> **Description of the task**: Spot every line with the word "LACK" and return it.

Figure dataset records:
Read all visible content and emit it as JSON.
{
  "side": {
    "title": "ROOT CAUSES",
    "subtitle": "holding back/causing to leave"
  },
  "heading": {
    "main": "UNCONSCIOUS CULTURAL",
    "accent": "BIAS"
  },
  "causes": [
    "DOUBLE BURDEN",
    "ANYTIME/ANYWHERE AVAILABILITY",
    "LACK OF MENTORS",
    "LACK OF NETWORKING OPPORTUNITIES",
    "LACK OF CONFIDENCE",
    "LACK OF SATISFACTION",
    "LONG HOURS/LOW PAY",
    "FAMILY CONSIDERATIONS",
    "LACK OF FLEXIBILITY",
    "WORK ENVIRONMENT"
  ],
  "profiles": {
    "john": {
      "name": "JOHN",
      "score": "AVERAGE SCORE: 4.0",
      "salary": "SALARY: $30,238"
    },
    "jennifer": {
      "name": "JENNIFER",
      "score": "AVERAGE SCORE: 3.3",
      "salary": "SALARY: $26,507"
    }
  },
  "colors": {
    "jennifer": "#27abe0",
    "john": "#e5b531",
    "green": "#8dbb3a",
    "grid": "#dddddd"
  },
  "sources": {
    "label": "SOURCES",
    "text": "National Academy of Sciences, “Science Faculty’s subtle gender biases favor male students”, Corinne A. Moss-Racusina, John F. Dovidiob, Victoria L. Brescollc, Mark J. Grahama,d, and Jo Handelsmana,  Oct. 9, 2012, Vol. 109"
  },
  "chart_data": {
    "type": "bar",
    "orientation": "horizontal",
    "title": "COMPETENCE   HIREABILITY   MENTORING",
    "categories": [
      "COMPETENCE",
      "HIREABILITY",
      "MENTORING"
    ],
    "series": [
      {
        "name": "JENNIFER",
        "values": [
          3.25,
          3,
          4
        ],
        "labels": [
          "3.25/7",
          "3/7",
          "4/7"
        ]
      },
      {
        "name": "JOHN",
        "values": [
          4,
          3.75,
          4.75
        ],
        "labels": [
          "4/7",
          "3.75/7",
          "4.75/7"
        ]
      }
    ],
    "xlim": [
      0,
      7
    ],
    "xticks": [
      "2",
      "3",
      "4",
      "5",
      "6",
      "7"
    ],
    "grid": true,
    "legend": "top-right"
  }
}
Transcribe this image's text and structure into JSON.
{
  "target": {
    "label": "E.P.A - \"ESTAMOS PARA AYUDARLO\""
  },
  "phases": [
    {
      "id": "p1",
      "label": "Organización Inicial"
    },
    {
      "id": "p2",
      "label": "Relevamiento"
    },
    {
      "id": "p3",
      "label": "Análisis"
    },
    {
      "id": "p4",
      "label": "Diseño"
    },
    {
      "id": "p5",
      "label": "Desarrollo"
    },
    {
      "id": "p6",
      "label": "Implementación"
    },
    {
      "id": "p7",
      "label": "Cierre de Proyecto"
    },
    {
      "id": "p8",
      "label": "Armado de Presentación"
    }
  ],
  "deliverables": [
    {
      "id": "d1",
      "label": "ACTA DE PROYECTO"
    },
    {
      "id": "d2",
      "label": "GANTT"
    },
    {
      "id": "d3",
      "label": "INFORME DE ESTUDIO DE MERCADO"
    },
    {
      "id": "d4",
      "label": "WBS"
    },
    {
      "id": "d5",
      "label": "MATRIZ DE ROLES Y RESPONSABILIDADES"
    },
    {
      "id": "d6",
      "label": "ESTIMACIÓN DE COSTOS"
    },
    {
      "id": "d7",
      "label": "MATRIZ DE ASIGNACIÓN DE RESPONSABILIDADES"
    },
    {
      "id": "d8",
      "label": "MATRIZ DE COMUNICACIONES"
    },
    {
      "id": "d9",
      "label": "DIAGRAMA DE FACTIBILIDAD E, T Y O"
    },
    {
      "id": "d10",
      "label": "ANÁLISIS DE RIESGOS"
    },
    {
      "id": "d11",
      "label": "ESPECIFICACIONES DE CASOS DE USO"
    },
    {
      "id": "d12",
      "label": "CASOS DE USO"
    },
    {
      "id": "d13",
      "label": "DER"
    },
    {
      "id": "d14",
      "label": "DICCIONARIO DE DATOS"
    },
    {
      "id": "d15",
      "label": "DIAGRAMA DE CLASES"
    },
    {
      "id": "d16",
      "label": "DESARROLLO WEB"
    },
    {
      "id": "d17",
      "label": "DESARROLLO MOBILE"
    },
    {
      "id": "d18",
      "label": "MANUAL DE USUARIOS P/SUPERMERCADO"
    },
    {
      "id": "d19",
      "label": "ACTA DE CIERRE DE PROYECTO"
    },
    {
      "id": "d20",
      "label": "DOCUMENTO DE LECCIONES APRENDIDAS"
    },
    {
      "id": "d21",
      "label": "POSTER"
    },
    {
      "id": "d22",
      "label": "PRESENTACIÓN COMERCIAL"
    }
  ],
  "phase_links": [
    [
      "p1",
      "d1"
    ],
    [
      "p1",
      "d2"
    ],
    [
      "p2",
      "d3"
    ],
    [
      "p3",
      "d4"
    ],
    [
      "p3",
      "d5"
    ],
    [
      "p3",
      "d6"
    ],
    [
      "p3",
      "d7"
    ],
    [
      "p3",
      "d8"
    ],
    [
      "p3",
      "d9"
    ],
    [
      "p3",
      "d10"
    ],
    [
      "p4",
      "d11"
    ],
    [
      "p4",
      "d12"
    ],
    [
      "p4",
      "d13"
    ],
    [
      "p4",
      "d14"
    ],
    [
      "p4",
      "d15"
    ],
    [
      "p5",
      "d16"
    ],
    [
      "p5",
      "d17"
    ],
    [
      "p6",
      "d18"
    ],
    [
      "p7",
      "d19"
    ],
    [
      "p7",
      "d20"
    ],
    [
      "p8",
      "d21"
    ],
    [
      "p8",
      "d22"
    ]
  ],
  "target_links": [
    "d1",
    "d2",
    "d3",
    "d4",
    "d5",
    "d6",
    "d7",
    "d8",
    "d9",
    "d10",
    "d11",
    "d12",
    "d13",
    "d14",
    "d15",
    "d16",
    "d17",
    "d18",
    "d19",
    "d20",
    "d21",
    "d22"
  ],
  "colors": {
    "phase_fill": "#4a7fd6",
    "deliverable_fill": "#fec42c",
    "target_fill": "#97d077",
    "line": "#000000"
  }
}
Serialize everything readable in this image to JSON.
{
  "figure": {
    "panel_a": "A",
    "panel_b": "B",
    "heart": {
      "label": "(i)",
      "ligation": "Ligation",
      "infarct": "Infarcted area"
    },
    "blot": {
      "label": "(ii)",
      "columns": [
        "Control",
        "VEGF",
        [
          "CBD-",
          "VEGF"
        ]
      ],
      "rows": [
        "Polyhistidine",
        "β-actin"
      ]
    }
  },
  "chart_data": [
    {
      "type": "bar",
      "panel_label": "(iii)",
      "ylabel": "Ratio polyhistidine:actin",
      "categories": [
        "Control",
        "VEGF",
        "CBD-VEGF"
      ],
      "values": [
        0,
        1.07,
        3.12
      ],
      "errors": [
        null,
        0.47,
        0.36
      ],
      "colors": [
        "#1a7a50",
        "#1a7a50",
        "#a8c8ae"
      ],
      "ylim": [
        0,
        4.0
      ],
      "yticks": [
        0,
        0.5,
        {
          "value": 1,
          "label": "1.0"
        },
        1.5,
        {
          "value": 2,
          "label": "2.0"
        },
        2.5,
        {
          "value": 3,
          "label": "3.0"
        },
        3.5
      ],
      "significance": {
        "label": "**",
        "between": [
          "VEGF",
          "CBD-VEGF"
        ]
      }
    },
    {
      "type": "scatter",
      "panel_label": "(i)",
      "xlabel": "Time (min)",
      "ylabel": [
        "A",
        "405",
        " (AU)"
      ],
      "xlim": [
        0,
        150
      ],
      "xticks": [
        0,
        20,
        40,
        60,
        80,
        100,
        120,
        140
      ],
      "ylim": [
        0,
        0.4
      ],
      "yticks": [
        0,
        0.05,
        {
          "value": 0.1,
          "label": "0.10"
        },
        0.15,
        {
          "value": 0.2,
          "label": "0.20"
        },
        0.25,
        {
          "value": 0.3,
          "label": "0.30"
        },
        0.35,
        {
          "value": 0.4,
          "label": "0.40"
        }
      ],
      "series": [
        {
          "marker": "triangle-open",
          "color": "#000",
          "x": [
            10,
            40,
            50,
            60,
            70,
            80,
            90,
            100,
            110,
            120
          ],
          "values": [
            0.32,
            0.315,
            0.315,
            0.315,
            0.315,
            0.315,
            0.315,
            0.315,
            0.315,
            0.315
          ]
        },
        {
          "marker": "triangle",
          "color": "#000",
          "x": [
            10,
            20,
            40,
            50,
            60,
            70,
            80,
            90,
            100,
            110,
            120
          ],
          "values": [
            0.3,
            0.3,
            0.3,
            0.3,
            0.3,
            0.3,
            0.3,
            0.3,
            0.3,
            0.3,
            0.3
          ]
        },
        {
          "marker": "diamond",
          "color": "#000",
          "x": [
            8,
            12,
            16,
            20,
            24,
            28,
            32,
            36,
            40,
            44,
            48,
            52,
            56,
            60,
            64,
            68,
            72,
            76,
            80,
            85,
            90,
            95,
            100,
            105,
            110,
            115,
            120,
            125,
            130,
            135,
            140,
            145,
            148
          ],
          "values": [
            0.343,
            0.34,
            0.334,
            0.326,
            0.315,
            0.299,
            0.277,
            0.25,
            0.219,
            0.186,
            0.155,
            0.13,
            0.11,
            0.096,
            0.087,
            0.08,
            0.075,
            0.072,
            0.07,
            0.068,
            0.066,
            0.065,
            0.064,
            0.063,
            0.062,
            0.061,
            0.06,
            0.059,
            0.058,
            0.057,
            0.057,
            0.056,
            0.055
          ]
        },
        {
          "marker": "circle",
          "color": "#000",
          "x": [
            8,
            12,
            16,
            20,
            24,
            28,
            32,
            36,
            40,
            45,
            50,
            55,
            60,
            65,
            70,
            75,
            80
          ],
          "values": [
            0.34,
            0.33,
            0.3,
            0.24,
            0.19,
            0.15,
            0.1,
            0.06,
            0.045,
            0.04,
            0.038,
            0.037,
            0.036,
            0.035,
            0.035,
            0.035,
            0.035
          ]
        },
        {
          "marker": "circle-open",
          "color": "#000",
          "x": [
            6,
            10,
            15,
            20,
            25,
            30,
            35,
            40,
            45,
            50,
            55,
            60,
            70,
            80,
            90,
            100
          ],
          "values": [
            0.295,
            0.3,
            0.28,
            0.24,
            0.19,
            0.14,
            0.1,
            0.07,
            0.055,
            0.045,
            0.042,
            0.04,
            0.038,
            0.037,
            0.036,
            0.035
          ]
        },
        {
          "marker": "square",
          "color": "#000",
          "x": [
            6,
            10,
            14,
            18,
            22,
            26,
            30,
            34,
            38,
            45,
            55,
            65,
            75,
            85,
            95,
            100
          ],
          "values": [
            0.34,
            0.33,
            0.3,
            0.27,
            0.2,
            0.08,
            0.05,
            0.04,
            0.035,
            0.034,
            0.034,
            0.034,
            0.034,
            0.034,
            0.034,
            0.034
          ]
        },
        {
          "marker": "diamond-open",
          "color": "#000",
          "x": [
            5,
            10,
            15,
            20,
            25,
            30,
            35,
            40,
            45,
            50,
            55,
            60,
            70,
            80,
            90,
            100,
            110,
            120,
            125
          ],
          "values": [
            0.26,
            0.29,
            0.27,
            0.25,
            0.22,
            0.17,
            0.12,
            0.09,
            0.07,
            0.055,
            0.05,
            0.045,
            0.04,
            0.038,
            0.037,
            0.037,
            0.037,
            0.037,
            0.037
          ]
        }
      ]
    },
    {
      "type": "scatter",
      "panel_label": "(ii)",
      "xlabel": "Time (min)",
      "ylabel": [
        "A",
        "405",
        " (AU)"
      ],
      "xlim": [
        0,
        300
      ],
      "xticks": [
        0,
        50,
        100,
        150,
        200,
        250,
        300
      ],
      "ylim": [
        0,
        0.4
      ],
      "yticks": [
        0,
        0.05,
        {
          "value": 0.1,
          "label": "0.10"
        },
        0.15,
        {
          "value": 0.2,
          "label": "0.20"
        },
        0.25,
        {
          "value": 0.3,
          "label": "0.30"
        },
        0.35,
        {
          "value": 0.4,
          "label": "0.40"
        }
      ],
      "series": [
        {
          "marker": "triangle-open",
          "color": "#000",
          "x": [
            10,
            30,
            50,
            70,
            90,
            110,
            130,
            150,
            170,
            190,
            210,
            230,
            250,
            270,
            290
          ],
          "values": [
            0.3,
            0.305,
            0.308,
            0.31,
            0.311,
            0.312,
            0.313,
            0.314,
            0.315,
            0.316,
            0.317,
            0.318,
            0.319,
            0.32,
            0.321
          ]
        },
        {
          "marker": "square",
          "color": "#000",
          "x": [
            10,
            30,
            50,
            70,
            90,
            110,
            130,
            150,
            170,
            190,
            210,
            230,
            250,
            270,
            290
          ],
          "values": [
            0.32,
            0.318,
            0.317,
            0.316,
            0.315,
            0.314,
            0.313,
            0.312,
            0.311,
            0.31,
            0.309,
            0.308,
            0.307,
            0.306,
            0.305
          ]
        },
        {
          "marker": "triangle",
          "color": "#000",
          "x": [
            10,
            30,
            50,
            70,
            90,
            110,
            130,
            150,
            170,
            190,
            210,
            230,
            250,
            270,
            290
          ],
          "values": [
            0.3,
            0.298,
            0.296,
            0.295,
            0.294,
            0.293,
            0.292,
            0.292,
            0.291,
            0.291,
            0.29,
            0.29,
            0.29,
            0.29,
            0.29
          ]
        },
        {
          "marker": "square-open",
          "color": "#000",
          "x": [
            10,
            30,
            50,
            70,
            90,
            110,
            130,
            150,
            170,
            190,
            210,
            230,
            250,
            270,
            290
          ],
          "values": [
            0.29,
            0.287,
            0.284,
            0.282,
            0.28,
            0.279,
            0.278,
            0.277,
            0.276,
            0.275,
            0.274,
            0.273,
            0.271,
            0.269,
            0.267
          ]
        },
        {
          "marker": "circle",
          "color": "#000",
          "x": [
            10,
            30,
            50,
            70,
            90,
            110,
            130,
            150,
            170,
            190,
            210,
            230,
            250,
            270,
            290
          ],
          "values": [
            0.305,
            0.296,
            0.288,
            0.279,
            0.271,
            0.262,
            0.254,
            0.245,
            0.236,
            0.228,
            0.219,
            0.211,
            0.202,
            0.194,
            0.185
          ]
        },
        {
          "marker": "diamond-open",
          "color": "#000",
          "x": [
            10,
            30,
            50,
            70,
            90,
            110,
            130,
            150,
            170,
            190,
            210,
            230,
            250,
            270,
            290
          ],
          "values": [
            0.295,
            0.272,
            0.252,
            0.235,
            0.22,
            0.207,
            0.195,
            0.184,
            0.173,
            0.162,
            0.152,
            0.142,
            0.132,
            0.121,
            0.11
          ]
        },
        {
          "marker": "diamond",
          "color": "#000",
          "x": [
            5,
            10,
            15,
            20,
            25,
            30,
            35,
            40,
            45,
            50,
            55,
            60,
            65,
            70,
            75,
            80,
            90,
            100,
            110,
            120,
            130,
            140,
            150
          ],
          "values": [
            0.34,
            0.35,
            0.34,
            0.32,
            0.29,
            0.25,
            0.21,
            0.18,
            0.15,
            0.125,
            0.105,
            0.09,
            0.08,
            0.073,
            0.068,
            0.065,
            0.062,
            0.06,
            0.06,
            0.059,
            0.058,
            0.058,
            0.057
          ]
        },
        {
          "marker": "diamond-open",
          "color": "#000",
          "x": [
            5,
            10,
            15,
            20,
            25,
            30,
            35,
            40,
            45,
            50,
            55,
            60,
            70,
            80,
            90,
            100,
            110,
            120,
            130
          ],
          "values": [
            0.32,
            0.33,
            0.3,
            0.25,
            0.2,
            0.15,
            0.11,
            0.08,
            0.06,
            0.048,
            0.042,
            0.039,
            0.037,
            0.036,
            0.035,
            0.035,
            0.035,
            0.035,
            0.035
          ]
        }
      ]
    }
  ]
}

> **Response to this exercise**:
    "LACK OF MENTORS",
    "LACK OF NETWORKING OPPORTUNITIES",
    "LACK OF CONFIDENCE",
    "LACK OF SATISFACTION",
    "LACK OF FLEXIBILITY",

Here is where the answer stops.